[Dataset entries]
•••
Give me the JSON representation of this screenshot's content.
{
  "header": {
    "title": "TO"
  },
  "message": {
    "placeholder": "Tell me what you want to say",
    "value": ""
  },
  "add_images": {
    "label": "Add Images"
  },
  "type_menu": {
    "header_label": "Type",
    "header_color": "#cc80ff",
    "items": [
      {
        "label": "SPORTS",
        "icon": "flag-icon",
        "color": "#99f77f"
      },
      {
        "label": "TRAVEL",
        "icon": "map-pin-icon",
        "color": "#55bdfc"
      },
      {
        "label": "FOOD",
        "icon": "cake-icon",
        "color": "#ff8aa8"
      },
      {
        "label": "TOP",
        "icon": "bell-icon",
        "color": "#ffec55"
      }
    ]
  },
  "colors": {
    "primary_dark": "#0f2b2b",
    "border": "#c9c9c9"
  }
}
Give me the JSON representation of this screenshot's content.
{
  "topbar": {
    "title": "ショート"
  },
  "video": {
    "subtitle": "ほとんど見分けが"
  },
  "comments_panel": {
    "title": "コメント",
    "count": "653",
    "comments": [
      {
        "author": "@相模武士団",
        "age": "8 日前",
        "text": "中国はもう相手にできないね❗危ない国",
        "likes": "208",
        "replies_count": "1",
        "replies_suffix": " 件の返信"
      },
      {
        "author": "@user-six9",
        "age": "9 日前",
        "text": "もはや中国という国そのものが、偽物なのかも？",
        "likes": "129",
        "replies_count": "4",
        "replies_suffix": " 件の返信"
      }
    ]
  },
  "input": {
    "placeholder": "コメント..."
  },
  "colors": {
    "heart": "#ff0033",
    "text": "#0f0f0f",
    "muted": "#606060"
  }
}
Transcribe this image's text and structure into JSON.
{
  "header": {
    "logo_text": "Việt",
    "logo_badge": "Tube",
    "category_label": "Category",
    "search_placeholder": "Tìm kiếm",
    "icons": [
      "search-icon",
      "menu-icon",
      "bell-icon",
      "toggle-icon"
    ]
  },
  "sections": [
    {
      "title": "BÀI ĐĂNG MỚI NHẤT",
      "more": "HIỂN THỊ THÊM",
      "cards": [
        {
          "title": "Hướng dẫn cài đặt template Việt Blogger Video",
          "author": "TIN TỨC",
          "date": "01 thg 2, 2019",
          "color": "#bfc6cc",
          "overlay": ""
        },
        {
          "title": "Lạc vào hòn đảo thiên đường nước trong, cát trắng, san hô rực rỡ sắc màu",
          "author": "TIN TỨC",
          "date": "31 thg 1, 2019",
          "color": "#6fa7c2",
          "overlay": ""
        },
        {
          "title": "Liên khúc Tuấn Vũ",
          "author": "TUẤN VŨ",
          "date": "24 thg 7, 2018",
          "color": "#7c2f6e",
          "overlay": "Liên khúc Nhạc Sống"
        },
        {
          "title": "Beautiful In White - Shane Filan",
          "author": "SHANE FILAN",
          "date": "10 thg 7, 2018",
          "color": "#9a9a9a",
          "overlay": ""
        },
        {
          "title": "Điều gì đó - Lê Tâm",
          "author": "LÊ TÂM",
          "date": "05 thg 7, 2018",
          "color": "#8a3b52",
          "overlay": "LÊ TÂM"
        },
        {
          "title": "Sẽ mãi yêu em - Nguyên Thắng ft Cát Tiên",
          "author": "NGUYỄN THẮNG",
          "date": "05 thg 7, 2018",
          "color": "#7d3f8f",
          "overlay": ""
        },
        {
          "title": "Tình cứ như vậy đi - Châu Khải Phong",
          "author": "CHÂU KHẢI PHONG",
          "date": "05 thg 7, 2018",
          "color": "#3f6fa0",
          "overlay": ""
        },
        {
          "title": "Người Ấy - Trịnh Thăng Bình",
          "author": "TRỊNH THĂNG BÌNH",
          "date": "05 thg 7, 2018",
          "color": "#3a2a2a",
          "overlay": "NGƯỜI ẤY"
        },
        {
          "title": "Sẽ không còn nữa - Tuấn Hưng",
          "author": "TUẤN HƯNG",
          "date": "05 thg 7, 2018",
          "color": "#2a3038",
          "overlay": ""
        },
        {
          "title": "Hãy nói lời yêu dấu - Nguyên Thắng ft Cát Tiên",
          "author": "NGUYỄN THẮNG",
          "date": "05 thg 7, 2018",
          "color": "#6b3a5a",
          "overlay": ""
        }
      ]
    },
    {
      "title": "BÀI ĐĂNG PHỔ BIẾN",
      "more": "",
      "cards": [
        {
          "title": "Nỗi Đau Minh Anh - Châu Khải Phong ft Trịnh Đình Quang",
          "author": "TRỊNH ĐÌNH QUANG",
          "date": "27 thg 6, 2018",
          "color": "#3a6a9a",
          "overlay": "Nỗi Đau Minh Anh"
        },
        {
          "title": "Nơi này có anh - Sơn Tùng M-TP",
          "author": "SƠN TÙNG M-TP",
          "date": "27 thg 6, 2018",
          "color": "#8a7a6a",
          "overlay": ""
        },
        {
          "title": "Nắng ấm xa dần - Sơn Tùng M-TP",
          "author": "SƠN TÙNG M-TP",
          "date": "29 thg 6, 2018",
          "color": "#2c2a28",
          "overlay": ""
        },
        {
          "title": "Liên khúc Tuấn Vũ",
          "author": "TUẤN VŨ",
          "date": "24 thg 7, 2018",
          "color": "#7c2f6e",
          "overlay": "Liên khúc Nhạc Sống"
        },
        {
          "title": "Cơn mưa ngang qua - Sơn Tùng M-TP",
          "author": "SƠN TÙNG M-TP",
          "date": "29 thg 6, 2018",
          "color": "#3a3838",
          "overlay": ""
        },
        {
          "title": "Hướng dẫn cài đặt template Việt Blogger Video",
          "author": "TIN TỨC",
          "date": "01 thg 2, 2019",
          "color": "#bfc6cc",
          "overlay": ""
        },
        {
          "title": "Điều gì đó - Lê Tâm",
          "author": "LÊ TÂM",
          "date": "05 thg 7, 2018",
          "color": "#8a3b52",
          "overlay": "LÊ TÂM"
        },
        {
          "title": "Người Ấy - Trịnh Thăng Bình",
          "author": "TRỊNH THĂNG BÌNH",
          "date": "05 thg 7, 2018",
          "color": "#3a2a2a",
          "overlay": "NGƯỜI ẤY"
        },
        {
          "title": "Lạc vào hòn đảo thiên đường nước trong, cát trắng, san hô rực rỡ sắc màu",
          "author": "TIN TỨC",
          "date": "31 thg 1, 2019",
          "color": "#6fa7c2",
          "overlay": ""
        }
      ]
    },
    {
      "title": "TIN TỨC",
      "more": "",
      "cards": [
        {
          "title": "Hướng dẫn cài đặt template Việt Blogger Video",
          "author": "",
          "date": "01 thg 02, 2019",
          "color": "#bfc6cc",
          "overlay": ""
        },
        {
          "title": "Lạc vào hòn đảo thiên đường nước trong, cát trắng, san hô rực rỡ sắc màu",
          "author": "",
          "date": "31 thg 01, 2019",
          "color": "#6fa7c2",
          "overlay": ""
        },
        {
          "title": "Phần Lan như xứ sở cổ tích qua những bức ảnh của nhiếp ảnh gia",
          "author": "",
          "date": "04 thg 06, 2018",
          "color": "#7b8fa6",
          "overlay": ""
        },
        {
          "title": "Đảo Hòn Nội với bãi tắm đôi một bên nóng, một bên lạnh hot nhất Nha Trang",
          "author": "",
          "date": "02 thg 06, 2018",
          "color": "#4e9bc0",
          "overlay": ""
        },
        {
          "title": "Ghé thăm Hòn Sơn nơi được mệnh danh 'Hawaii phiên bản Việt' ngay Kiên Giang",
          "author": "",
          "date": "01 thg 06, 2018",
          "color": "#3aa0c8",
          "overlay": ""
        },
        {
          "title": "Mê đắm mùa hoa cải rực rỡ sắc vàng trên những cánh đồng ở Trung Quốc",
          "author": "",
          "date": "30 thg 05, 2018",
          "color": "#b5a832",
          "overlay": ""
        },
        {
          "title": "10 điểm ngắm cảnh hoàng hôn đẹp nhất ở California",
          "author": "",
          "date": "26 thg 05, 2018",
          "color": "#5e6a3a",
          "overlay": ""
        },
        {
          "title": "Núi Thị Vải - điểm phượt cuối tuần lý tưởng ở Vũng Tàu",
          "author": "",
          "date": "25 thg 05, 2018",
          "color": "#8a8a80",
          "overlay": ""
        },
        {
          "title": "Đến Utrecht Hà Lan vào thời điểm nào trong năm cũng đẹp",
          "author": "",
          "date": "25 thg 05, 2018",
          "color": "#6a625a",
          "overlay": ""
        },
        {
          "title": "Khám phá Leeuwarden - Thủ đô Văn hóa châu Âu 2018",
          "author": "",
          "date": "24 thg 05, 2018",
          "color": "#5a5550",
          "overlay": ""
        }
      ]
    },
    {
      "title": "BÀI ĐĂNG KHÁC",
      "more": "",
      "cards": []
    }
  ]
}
•••
Pull every line containing the word "điểm" out of the material.

§ CORRECT RESPONSE:
          "title": "10 điểm ngắm cảnh hoàng hôn đẹp nhất ở California",
          "title": "Núi Thị Vải - điểm phượt cuối tuần lý tưởng ở Vũng Tàu",
          "title": "Đến Utrecht Hà Lan vào thời điểm nào trong năm cũng đẹp",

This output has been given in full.